Task objective: Where a line contains the string "Maximum", copy that line.

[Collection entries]
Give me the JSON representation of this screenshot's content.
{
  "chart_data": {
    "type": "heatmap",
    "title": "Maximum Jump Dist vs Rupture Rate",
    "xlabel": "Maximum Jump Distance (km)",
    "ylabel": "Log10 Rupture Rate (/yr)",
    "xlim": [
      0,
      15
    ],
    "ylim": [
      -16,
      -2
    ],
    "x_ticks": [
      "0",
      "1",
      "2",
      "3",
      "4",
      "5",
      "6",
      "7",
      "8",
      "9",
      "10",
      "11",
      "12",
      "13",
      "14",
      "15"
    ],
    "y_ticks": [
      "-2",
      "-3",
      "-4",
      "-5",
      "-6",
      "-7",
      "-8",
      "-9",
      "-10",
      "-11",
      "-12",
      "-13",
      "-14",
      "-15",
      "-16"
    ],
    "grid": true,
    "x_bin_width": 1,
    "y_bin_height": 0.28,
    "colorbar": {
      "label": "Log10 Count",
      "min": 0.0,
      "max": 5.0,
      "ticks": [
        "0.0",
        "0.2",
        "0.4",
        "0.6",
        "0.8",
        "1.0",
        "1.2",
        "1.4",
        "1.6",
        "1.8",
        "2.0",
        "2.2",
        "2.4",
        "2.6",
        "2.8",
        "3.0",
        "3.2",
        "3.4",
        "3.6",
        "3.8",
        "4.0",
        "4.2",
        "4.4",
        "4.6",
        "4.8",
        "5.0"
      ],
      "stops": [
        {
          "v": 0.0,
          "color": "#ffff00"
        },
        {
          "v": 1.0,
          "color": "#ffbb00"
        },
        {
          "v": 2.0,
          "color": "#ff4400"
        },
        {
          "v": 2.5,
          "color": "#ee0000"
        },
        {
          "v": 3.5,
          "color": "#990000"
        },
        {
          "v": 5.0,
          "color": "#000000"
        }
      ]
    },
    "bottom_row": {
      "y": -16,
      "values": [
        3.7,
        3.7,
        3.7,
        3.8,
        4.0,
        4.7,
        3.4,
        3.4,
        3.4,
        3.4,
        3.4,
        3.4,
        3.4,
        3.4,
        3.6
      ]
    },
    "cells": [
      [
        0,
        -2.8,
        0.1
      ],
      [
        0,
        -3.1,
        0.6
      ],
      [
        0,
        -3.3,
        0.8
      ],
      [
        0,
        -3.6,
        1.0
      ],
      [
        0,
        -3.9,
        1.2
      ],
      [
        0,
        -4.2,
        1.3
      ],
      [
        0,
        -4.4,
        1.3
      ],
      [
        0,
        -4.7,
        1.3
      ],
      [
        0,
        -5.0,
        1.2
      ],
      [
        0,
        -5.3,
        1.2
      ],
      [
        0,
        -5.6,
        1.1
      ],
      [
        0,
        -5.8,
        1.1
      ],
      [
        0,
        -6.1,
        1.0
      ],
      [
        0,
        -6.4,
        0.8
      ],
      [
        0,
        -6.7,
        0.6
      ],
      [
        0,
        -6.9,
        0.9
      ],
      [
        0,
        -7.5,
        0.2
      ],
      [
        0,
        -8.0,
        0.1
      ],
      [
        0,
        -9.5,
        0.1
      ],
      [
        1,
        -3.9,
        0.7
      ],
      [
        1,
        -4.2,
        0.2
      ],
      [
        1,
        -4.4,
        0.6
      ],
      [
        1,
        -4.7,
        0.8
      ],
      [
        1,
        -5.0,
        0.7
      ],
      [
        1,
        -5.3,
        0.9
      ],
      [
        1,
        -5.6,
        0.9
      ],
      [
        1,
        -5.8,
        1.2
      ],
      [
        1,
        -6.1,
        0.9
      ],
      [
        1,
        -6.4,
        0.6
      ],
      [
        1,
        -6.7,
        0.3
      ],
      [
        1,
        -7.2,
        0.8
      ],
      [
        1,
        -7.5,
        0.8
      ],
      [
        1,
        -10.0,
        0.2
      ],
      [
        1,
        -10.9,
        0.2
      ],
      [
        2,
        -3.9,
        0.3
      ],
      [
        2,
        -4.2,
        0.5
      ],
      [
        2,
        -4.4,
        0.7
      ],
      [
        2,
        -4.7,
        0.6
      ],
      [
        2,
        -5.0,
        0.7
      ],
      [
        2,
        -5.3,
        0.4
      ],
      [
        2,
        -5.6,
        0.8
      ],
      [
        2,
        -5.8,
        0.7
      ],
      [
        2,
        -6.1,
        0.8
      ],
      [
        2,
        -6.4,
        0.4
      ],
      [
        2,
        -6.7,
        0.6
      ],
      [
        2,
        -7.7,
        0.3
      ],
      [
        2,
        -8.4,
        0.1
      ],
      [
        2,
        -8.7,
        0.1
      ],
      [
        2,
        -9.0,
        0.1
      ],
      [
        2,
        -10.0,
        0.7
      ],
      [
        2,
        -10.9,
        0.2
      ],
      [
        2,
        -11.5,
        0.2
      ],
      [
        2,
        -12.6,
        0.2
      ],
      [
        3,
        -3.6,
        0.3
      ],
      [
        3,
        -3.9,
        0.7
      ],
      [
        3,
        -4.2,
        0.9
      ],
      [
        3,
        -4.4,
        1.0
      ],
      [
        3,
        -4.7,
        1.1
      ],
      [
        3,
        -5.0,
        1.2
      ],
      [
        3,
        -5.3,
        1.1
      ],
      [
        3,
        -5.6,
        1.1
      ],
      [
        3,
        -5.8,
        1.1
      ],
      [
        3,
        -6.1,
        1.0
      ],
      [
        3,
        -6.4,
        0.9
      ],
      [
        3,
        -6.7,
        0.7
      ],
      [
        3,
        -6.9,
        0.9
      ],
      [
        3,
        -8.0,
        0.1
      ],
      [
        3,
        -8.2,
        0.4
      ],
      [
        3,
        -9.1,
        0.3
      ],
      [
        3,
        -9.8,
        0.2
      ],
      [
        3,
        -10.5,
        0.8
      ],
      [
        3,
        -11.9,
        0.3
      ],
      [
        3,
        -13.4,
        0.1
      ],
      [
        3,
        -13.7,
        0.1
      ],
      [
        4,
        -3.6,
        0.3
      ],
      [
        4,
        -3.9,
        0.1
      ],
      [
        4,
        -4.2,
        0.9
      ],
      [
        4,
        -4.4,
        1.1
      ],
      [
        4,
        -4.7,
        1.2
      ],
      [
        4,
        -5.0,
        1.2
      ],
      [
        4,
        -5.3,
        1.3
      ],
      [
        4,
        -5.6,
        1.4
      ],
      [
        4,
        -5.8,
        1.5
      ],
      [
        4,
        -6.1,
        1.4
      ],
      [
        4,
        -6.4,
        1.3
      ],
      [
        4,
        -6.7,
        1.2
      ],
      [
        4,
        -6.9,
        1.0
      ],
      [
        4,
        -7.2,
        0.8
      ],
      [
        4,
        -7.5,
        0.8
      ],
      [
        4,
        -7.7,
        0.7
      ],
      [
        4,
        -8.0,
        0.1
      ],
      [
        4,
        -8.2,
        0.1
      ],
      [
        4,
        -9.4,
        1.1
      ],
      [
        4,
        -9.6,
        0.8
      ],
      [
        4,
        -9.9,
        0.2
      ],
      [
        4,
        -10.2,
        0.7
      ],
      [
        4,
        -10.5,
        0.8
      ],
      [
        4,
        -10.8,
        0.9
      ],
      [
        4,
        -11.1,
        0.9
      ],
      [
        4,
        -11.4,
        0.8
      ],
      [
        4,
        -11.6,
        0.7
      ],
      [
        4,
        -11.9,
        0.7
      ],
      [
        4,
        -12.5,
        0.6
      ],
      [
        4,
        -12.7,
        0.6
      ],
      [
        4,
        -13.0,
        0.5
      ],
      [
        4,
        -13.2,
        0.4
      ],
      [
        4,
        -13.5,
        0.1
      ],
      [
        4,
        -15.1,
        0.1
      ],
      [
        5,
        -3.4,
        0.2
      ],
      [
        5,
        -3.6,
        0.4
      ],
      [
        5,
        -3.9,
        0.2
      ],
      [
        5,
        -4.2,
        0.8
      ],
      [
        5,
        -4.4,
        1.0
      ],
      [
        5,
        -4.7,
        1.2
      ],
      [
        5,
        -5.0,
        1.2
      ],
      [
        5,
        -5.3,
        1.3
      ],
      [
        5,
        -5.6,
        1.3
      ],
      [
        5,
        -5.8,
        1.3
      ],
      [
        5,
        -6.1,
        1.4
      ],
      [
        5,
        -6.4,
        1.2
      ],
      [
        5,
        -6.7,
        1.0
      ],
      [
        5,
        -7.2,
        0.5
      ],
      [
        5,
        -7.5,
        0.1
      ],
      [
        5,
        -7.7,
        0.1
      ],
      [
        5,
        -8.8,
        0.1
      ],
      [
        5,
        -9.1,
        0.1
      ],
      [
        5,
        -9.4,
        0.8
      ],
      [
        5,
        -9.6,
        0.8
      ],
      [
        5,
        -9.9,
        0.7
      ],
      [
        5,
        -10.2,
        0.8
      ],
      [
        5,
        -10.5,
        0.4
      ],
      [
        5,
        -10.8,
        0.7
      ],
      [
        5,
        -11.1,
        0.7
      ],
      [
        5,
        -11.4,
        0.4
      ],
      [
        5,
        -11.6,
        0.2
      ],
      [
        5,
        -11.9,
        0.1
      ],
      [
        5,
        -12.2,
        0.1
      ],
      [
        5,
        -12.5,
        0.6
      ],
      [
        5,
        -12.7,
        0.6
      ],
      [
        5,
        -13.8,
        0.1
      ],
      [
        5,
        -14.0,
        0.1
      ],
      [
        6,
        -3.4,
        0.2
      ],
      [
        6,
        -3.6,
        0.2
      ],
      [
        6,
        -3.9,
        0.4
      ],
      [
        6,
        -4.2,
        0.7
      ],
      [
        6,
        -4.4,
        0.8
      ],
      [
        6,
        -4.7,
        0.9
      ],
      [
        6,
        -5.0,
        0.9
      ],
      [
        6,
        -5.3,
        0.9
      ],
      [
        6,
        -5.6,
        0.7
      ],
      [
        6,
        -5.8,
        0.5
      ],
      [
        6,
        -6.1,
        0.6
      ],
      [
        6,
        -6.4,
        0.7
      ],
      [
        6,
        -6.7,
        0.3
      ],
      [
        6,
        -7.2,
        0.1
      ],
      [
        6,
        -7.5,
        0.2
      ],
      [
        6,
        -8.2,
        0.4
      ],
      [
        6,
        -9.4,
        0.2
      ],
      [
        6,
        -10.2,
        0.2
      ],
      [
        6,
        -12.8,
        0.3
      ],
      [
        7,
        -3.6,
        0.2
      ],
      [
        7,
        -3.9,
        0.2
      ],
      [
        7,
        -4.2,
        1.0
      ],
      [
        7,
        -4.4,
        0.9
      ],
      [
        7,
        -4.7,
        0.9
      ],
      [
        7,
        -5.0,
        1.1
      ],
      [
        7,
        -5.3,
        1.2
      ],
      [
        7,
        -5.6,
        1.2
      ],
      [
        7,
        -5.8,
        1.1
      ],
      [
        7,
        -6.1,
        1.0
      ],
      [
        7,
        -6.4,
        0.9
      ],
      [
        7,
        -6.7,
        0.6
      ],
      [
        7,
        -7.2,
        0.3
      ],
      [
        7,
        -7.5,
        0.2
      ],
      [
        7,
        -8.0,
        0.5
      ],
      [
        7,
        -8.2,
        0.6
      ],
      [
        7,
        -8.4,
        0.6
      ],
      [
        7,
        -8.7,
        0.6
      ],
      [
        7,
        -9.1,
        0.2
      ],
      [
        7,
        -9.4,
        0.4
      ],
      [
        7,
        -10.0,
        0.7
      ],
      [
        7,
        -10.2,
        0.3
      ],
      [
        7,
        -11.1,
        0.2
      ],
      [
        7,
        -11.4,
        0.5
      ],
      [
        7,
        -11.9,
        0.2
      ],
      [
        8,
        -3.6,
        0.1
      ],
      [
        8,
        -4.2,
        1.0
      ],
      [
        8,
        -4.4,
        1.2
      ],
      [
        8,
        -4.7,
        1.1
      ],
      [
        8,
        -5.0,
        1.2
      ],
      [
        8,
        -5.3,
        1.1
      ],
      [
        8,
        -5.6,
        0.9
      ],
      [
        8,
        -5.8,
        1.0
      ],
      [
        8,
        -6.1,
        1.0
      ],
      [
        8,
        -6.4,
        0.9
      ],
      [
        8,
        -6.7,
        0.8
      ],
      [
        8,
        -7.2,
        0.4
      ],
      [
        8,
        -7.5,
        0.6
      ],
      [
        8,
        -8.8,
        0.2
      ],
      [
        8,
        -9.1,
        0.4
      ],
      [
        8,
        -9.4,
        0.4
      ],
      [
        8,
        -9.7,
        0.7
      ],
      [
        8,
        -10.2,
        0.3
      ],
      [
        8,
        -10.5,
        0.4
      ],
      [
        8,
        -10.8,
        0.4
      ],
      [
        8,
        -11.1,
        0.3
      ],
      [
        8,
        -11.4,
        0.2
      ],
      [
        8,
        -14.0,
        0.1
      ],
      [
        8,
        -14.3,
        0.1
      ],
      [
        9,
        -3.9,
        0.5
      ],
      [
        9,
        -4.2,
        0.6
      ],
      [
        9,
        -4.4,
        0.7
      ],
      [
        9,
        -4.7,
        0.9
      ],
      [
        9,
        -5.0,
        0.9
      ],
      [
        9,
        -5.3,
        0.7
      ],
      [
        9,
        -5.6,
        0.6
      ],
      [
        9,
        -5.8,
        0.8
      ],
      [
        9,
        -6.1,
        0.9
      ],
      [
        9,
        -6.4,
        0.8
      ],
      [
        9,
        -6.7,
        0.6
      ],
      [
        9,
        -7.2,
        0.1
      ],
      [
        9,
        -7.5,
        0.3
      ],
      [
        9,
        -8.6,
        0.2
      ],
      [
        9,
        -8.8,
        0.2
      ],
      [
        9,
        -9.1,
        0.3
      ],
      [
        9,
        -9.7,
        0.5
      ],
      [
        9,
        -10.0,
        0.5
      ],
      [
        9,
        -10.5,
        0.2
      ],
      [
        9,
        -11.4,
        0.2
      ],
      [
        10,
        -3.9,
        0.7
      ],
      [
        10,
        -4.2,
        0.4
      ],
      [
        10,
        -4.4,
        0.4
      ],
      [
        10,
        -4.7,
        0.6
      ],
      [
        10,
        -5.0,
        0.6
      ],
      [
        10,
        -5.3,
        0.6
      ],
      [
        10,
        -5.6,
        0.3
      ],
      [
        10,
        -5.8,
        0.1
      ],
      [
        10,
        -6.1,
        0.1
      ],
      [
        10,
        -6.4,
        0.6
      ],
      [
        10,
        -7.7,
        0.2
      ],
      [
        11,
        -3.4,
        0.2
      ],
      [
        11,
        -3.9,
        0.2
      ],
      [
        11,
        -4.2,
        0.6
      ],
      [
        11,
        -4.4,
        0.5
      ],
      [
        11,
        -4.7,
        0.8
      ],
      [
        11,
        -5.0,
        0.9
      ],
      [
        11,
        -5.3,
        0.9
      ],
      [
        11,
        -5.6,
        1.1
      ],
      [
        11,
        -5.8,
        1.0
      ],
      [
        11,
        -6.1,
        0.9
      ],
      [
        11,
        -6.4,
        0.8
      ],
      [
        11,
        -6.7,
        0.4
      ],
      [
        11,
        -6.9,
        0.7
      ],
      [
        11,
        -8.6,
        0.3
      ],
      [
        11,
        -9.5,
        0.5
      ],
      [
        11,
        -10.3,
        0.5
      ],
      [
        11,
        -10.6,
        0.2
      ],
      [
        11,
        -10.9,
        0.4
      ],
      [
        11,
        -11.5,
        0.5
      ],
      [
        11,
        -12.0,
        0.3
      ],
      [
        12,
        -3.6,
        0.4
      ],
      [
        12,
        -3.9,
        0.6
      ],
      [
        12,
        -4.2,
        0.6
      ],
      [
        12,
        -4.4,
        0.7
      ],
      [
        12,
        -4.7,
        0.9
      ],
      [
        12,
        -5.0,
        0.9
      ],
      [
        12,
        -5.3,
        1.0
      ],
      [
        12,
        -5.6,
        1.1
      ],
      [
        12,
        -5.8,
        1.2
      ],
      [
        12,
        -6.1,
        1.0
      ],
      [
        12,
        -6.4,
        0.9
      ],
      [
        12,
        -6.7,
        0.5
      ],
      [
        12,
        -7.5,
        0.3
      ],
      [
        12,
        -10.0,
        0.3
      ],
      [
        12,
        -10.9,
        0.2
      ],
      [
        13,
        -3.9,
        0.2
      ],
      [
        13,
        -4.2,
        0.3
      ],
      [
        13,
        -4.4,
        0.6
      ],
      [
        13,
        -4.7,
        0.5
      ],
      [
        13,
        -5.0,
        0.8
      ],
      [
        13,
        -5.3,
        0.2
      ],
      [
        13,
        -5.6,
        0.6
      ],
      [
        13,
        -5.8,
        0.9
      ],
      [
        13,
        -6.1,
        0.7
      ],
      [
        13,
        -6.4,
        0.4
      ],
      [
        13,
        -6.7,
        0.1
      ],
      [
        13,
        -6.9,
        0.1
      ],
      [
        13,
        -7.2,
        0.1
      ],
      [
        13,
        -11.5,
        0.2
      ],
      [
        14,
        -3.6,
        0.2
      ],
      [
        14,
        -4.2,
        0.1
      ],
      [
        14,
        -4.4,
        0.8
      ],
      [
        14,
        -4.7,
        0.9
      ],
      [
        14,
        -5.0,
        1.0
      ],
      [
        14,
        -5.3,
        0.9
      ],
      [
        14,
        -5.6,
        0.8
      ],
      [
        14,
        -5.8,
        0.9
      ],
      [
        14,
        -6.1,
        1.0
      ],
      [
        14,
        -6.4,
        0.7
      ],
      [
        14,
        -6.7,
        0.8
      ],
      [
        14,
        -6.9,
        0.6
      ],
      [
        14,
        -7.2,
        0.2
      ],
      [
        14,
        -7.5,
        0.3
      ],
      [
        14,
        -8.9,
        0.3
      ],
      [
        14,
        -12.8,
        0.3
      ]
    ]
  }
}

Solved exercise:
    "title": "Maximum Jump Dist vs Rupture Rate",
    "xlabel": "Maximum Jump Distance (km)",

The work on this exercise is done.